** begin DOCUMENT EXCERPT **

Plant Bomb Kills More Than Boston, But It's One of Ours
By William Boardman
West Fertilizer Co. explosion by AP
Does Homeland Security Apply to The Whole Homeland?
Boston's bombings have brought out all kinds of conspiracy theory and bigoted reactions, even though nobody knows anything with much certainty yet. The West Fertilizer Company explosion on April 17 resulted from an actual, American conspiracy of a very familiar sort, a conspiracy of deliberate corporate denial or deceit -- for an example, think about tobacco companies -- combined with government inaction.
When an explosion in Texas kills an as yet uncertain number of people, leveling almost half the town, that's just as sad as the Boston event for those directly involved, but it doesn't make as compelling television. And it doesn't make compelling politics.
The northeast Texas town of West, population 2,800 or so, overwhelmingly white, mostly of Czech descent, was largely unknown to its fellow citizens until its fertilizer storage and processing plant blew up, after burning for about half an hour, due to currently unknown causes.
The explosion in West registered 2.1 on the Richter scale, much more powerful than the Boston bombs that didn't register as earthquakes at all. The explosion in West killed more people, injured more people, and destroyed much more property than the bombs in Boston, where property damage was negligible, less than a serious storm.
Ten Times as Many Runners in Boston as Residents in West, Texas
Almost ten times as many people run in the Boston Marathon as live in West, Texas. The Boston event draws about half a million spectators to a city of 625,000, numbers that dwarf the Texas town that is home to little more than one one-hundredth of one per cent of the total Texas population of more than 26 million.

** end DOCUMENT EXCERPT **
** begin SUPPLIED INFORMATION **

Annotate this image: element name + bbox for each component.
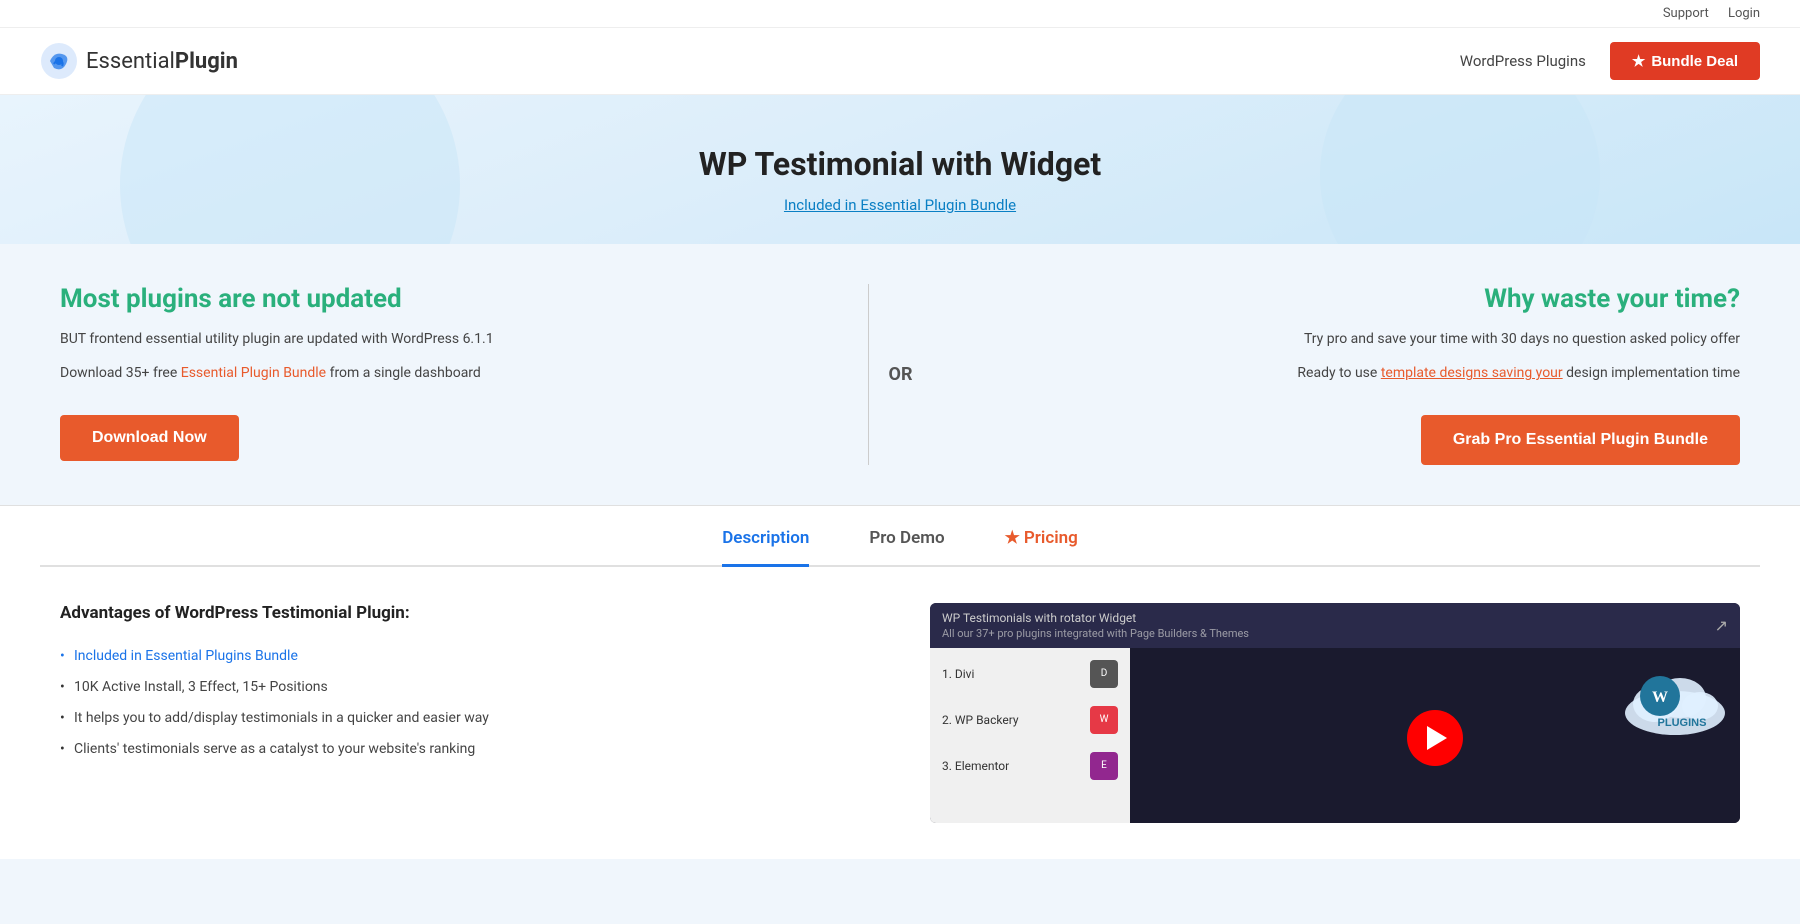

** end SUPPLIED INFORMATION **

Summarize the article on the West Fertilizer Company explosion in two sentences. The data that precede this note come from a separate source and are unrelated to the article.

■ FULL ANSWER
The article contrasts the April 17 explosion at the West Fertilizer Company plant in West, Texas, with the Boston bombings and describes the Texas blast as the result of corporate denial or deceit combined with government inaction. It states that the West explosion, which registered 2.1 on the Richter scale, killed and injured more people and destroyed more property than the Boston bombs, yet it makes less compelling television and politics.